THE REQUEST: Copy every entry exactly as given, minus the images.

::: RECORDED INFORMATION

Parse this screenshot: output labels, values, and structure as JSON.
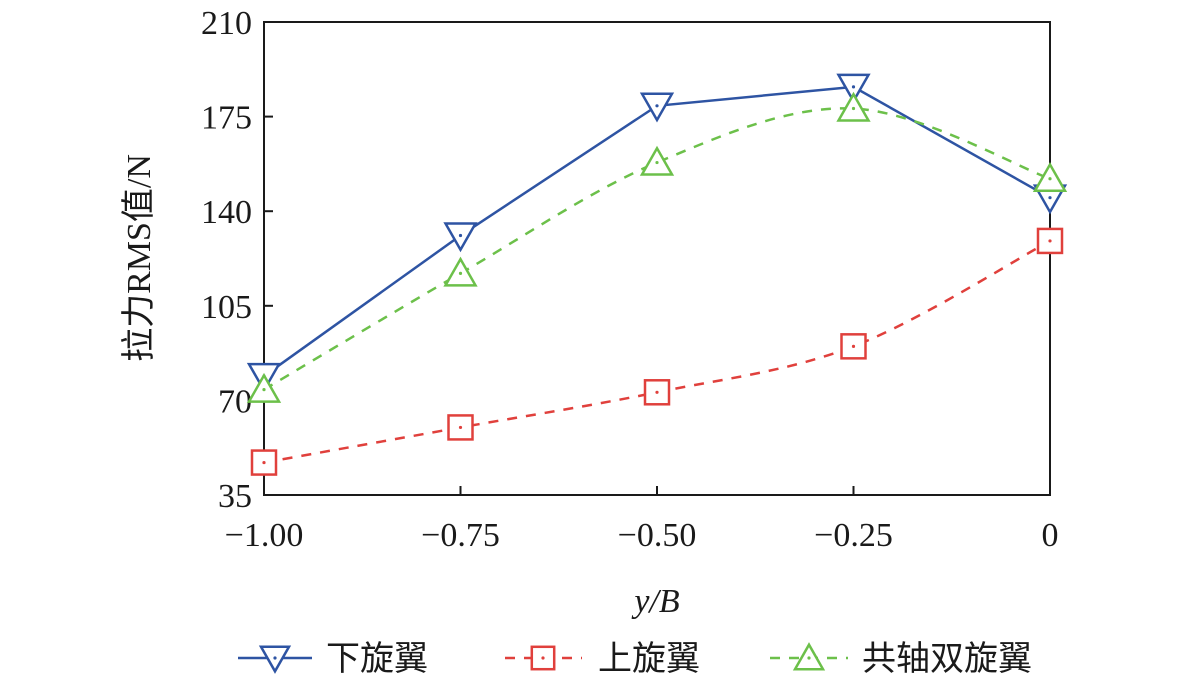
{
  "chart_data": {
    "type": "line",
    "title": "",
    "xlabel": "y/B",
    "ylabel": "拉力RMS值/N",
    "x": [
      -1.0,
      -0.75,
      -0.5,
      -0.25,
      0
    ],
    "x_tick_labels": [
      "−1.00",
      "−0.75",
      "−0.50",
      "−0.25",
      "0"
    ],
    "xlim": [
      -1.0,
      0.0
    ],
    "ylim": [
      35,
      210
    ],
    "y_ticks": [
      35,
      70,
      105,
      140,
      175,
      210
    ],
    "y_tick_labels": [
      "35",
      "70",
      "105",
      "140",
      "175",
      "210"
    ],
    "grid": false,
    "legend_position": "bottom",
    "series": [
      {
        "name": "下旋翼",
        "values": [
          79,
          131,
          179,
          186,
          145
        ],
        "color": "#2e54a3",
        "line_style": "solid",
        "marker": "triangle-down"
      },
      {
        "name": "上旋翼",
        "values": [
          47,
          60,
          73,
          90,
          129
        ],
        "color": "#e0403c",
        "line_style": "dashed",
        "marker": "square"
      },
      {
        "name": "共轴双旋翼",
        "values": [
          74,
          117,
          158,
          178,
          152
        ],
        "color": "#6cc04a",
        "line_style": "dashed",
        "marker": "triangle-up"
      }
    ]
  }
}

::::::

FINAL RESULT:
Parse this screenshot: output labels, values, and structure as JSON.
{
  "chart_data": {
    "type": "line",
    "title": "",
    "xlabel": "y/B",
    "ylabel": "拉力RMS值/N",
    "x": [
      -1.0,
      -0.75,
      -0.5,
      -0.25,
      0
    ],
    "x_tick_labels": [
      "−1.00",
      "−0.75",
      "−0.50",
      "−0.25",
      "0"
    ],
    "xlim": [
      -1.0,
      0.0
    ],
    "ylim": [
      35,
      210
    ],
    "y_ticks": [
      35,
      70,
      105,
      140,
      175,
      210
    ],
    "y_tick_labels": [
      "35",
      "70",
      "105",
      "140",
      "175",
      "210"
    ],
    "grid": false,
    "legend_position": "bottom",
    "series": [
      {
        "name": "下旋翼",
        "values": [
          79,
          131,
          179,
          186,
          145
        ],
        "color": "#2e54a3",
        "line_style": "solid",
        "marker": "triangle-down"
      },
      {
        "name": "上旋翼",
        "values": [
          47,
          60,
          73,
          90,
          129
        ],
        "color": "#e0403c",
        "line_style": "dashed",
        "marker": "square"
      },
      {
        "name": "共轴双旋翼",
        "values": [
          74,
          117,
          158,
          178,
          152
        ],
        "color": "#6cc04a",
        "line_style": "dashed",
        "marker": "triangle-up"
      }
    ]
  }
}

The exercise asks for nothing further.